What is being asked – Retype the data that follows line by line, exactly, and leave its pictures out.

++++ Raw records

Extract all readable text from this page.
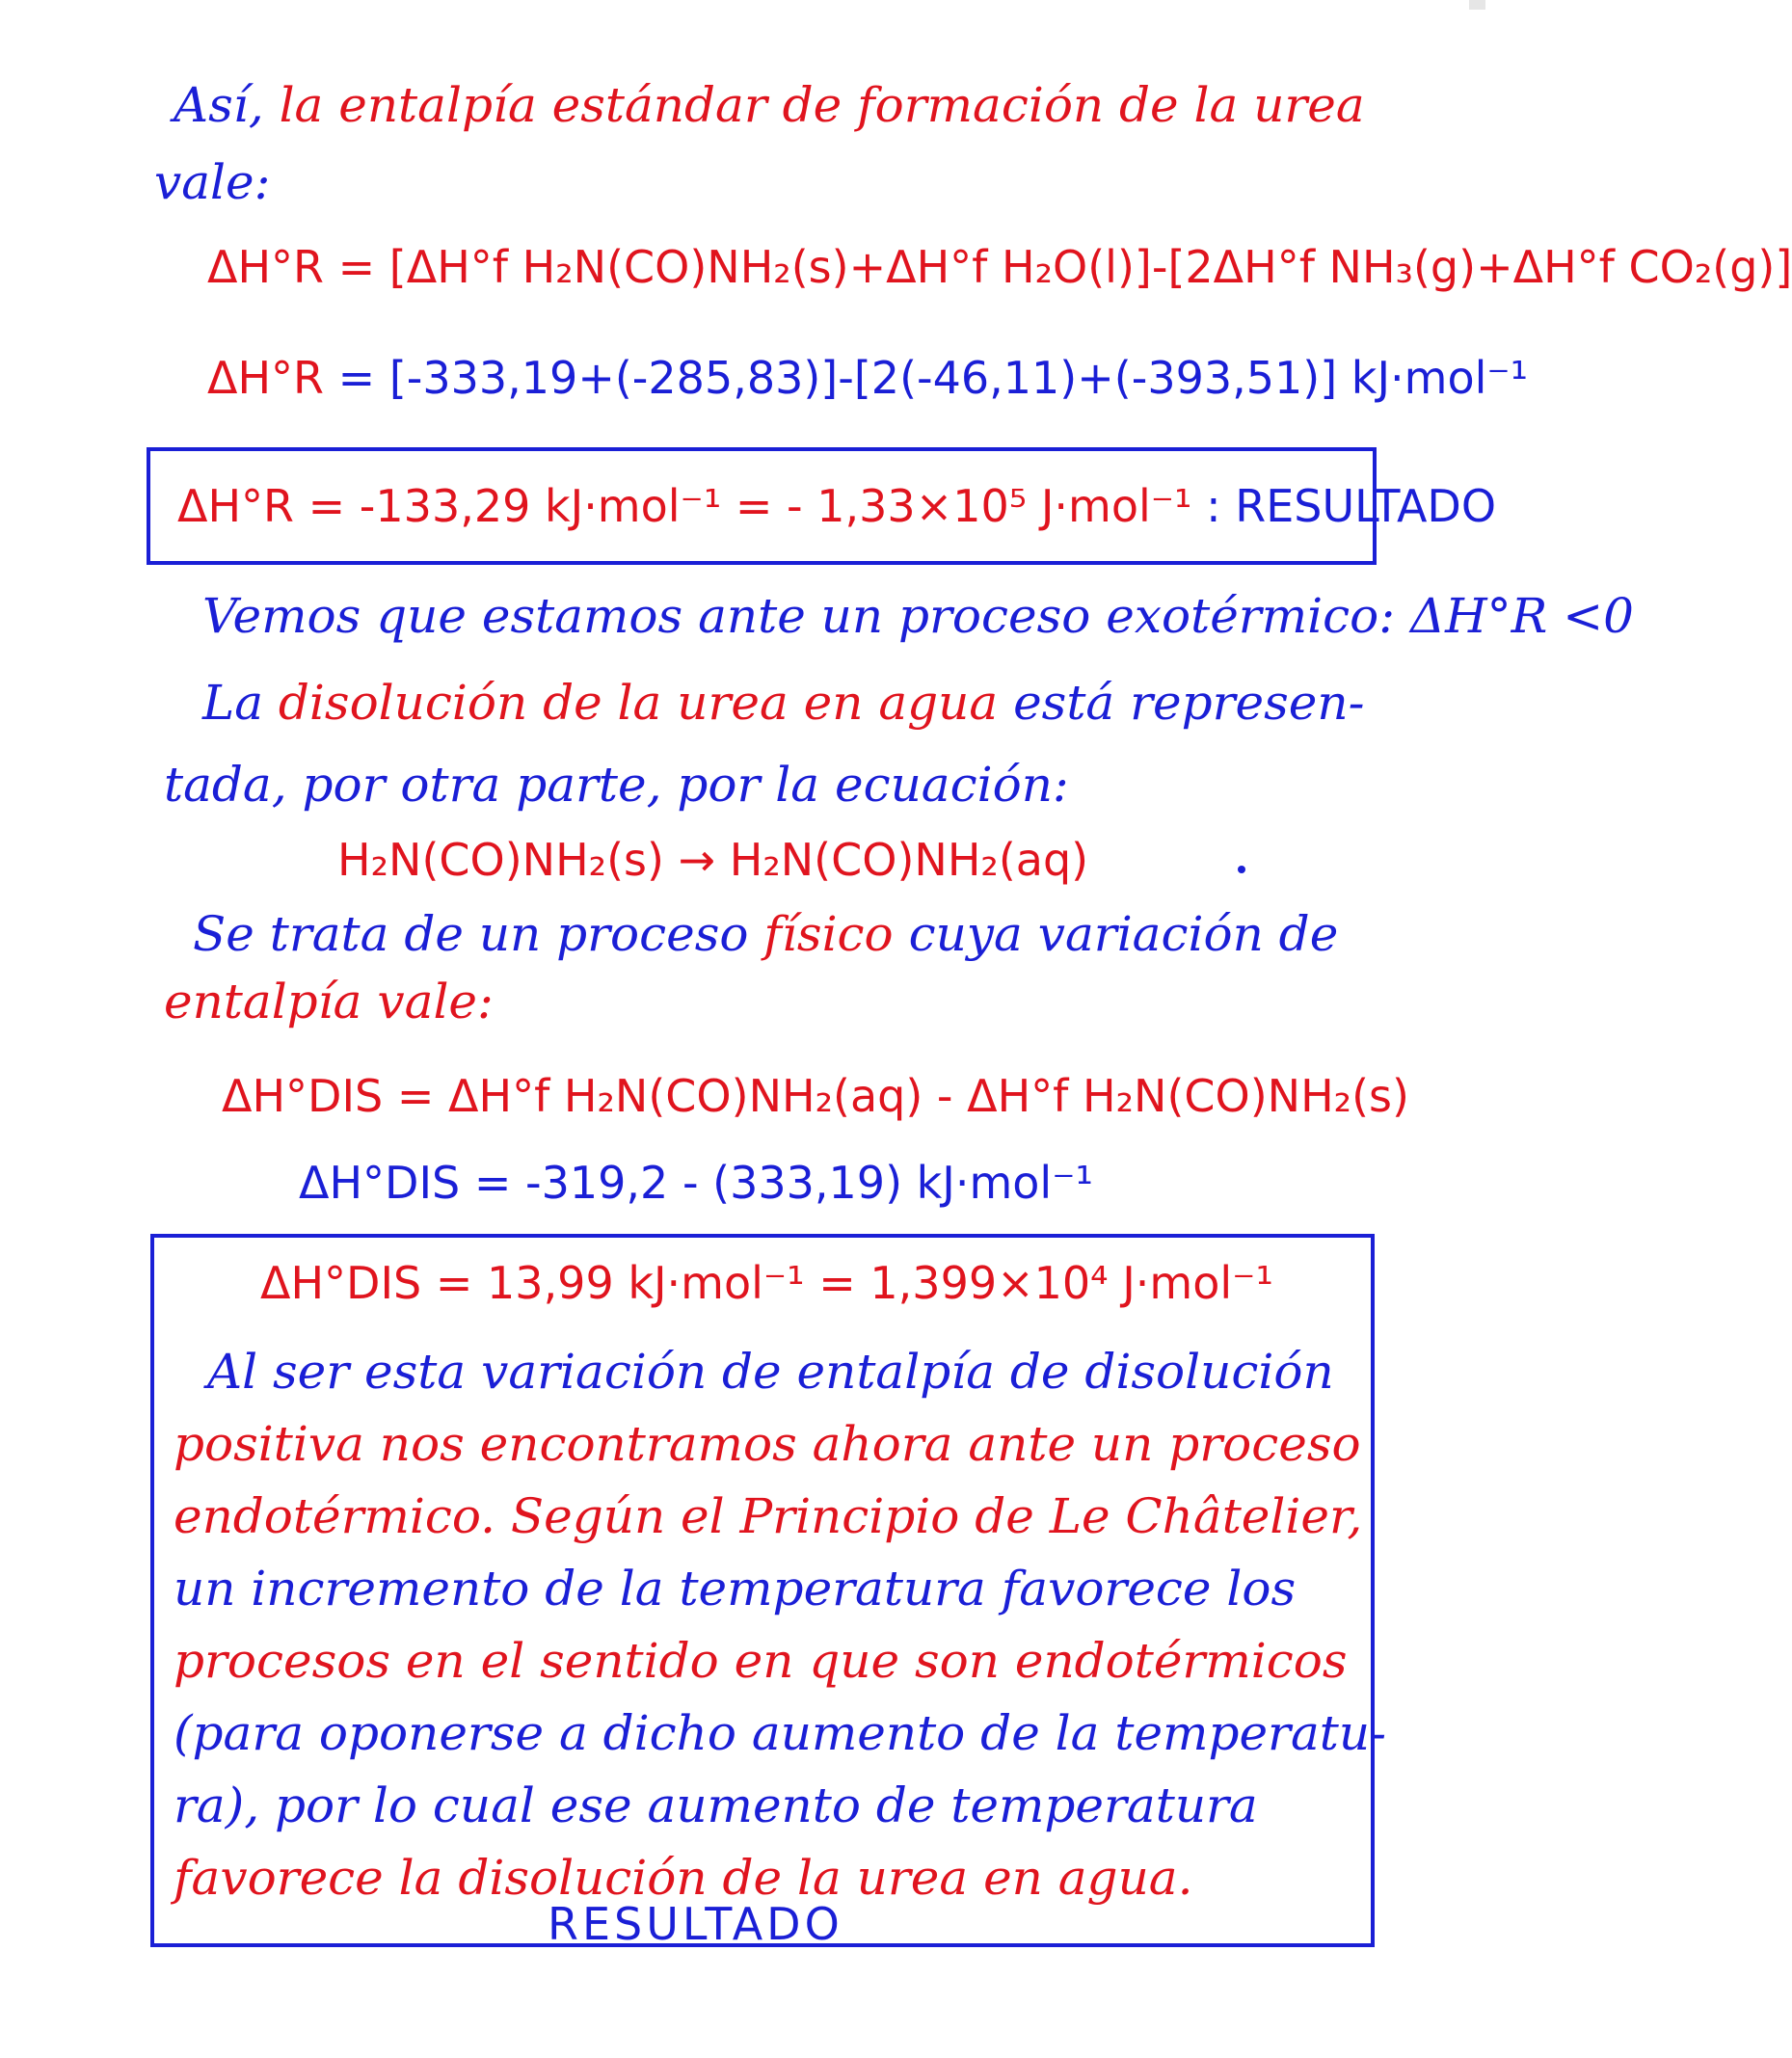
Así, la entalpía estándar de formación de la urea
vale:
ΔH°R = [ΔH°f H₂N(CO)NH₂(s)+ΔH°f H₂O(l)]-[2ΔH°f NH₃(g)+ΔH°f CO₂(g)]
ΔH°R = [-333,19+(-285,83)]-[2(-46,11)+(-393,51)] kJ·mol⁻¹
ΔH°R = -133,29 kJ·mol⁻¹ = - 1,33×10⁵ J·mol⁻¹ : RESULTADO
Vemos que estamos ante un proceso exotérmico: ΔH°R <0
La disolución de la urea en agua está represen-
tada, por otra parte, por la ecuación:
H₂N(CO)NH₂(s) → H₂N(CO)NH₂(aq)
Se trata de un proceso físico cuya variación de
entalpía vale:
ΔH°DIS = ΔH°f H₂N(CO)NH₂(aq) - ΔH°f H₂N(CO)NH₂(s)
ΔH°DIS = -319,2 - (333,19) kJ·mol⁻¹
ΔH°DIS = 13,99 kJ·mol⁻¹ = 1,399×10⁴ J·mol⁻¹
Al ser esta variación de entalpía de disolución
positiva nos encontramos ahora ante un proceso
endotérmico. Según el Principio de Le Châtelier,
un incremento de la temperatura favorece los
procesos en el sentido en que son endotérmicos
(para oponerse a dicho aumento de la temperatu-
ra), por lo cual ese aumento de temperatura
favorece la disolución de la urea en agua.
RESULTADO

++++++++

Exercise solution –
Extract all readable text from this page.
Así, la entalpía estándar de formación de la urea
vale:
ΔH°R = [ΔH°f H₂N(CO)NH₂(s)+ΔH°f H₂O(l)]-[2ΔH°f NH₃(g)+ΔH°f CO₂(g)]
ΔH°R = [-333,19+(-285,83)]-[2(-46,11)+(-393,51)] kJ·mol⁻¹
ΔH°R = -133,29 kJ·mol⁻¹ = - 1,33×10⁵ J·mol⁻¹ : RESULTADO
Vemos que estamos ante un proceso exotérmico: ΔH°R <0
La disolución de la urea en agua está represen-
tada, por otra parte, por la ecuación:
H₂N(CO)NH₂(s) → H₂N(CO)NH₂(aq)
Se trata de un proceso físico cuya variación de
entalpía vale:
ΔH°DIS = ΔH°f H₂N(CO)NH₂(aq) - ΔH°f H₂N(CO)NH₂(s)
ΔH°DIS = -319,2 - (333,19) kJ·mol⁻¹
ΔH°DIS = 13,99 kJ·mol⁻¹ = 1,399×10⁴ J·mol⁻¹
Al ser esta variación de entalpía de disolución
positiva nos encontramos ahora ante un proceso
endotérmico. Según el Principio de Le Châtelier,
un incremento de la temperatura favorece los
procesos en el sentido en que son endotérmicos
(para oponerse a dicho aumento de la temperatu-
ra), por lo cual ese aumento de temperatura
favorece la disolución de la urea en agua.
RESULTADO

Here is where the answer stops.